> _Problem details_
Exactly repeat the material, dropping every picture from the copy.

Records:
>> start

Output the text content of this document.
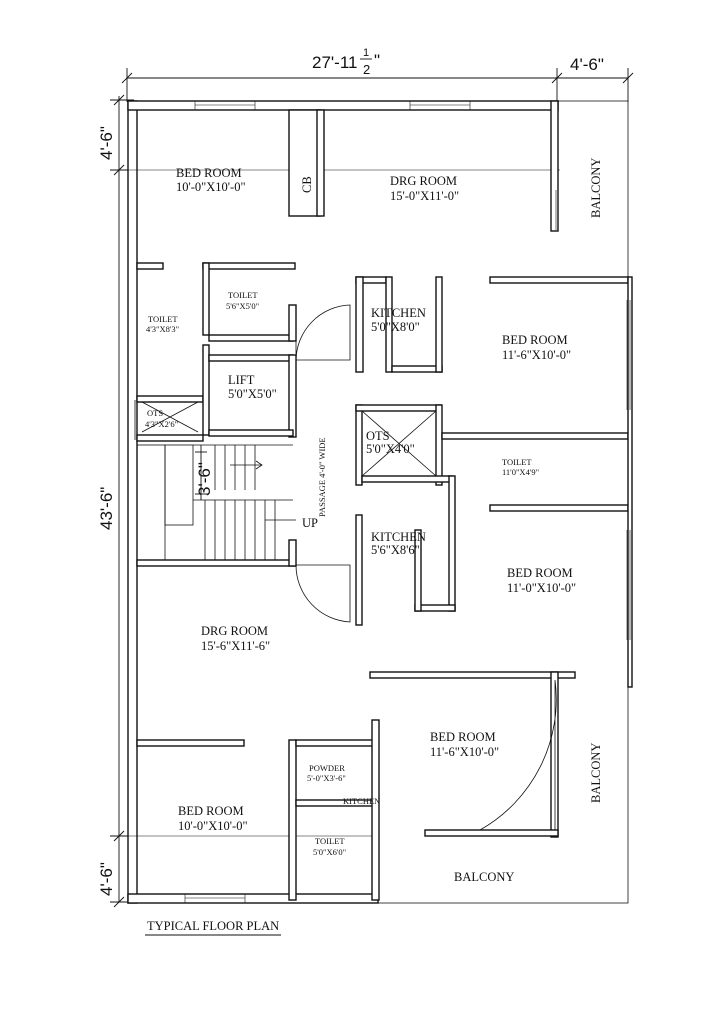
27'-11 1
2 "	4'-6"
4'-6"
43'-6"
4'-6"
3'-6"
BED ROOM
10'-0"X10'-0"	CB	DRG ROOM
15'-0"X11'-0"	BALCONY
TOILET
4'3"X8'3"
TOILET
5'6"X5'0"	KITCHEN
5'0"X8'0"
BED ROOM
11'-6"X10'-0"
LIFT
5'0"X5'0"
OTS
4'3"X2'6"
OTS
5'0"X4'0"
TOILET
11'0"X4'9"
PASSAGE 4'-0" WIDE
UP
KITCHEN
5'6"X8'6"
BED ROOM
11'-0"X10'-0"
DRG ROOM
15'-6"X11'-6"
BED ROOM
11'-6"X10'-0"
POWDER
5'-0"X3'-6"
KITCHEN
BED ROOM
10'-0"X10'-0"
TOILET
5'0"X6'0"
BALCONY
BALCONY
TYPICAL FLOOR PLAN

>> end

> _Exercise solution_
Output the text content of this document.
27'-11 1
2 "	4'-6"
4'-6"
43'-6"
4'-6"
3'-6"
BED ROOM
10'-0"X10'-0"	CB	DRG ROOM
15'-0"X11'-0"	BALCONY
TOILET
4'3"X8'3"
TOILET
5'6"X5'0"	KITCHEN
5'0"X8'0"
BED ROOM
11'-6"X10'-0"
LIFT
5'0"X5'0"
OTS
4'3"X2'6"
OTS
5'0"X4'0"
TOILET
11'0"X4'9"
PASSAGE 4'-0" WIDE
UP
KITCHEN
5'6"X8'6"
BED ROOM
11'-0"X10'-0"
DRG ROOM
15'-6"X11'-6"
BED ROOM
11'-6"X10'-0"
POWDER
5'-0"X3'-6"
KITCHEN
BED ROOM
10'-0"X10'-0"
TOILET
5'0"X6'0"
BALCONY
BALCONY
TYPICAL FLOOR PLAN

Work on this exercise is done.